[TASK STATEMENT]
Search the material for the string "tolv" and copy each line where it occurs.

Items from a figure collection
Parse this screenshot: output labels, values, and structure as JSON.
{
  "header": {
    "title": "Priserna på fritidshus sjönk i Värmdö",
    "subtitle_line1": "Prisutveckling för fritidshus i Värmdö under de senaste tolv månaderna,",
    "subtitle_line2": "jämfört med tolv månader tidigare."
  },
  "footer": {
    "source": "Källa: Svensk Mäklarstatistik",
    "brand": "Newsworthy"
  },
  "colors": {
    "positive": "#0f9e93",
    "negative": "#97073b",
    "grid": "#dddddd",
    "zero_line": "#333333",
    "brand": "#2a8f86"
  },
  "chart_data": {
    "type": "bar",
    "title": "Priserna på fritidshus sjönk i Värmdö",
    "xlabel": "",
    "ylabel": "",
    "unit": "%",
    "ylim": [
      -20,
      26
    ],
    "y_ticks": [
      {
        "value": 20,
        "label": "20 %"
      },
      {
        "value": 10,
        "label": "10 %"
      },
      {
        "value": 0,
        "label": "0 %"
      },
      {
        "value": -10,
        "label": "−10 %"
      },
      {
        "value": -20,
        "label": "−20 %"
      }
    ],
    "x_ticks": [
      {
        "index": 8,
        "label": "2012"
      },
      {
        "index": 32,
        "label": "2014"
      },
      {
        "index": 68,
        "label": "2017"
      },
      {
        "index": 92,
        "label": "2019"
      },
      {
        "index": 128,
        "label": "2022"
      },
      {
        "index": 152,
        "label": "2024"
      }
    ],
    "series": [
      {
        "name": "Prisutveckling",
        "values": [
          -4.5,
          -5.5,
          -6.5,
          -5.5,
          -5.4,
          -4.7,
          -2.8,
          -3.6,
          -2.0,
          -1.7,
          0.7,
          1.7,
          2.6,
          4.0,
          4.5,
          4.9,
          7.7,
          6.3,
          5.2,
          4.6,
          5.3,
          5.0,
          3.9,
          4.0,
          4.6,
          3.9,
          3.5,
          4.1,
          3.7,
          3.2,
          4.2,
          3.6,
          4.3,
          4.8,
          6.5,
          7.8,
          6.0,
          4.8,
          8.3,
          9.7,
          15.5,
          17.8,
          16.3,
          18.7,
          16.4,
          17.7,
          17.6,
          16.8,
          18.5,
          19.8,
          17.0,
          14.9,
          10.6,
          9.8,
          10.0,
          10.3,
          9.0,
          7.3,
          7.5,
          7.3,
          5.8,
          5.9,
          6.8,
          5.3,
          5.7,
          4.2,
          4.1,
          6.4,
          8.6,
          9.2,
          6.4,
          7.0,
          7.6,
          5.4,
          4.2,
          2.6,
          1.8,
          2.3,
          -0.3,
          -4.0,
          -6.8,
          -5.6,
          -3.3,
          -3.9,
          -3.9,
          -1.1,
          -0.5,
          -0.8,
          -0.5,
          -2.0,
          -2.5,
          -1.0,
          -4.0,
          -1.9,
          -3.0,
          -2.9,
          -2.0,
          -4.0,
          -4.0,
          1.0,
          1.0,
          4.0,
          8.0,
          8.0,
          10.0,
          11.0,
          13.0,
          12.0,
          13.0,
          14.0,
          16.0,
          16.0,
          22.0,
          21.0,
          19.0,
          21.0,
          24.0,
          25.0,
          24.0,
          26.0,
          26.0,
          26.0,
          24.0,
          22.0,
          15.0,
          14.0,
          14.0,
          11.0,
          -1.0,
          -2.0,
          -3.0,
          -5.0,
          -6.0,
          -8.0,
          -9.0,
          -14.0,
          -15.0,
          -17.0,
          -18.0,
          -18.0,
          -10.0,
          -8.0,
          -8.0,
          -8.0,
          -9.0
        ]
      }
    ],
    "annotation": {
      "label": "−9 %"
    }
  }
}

[WORKED SOLUTION]
    "subtitle_line1": "Prisutveckling för fritidshus i Värmdö under de senaste tolv månaderna,",
    "subtitle_line2": "jämfört med tolv månader tidigare."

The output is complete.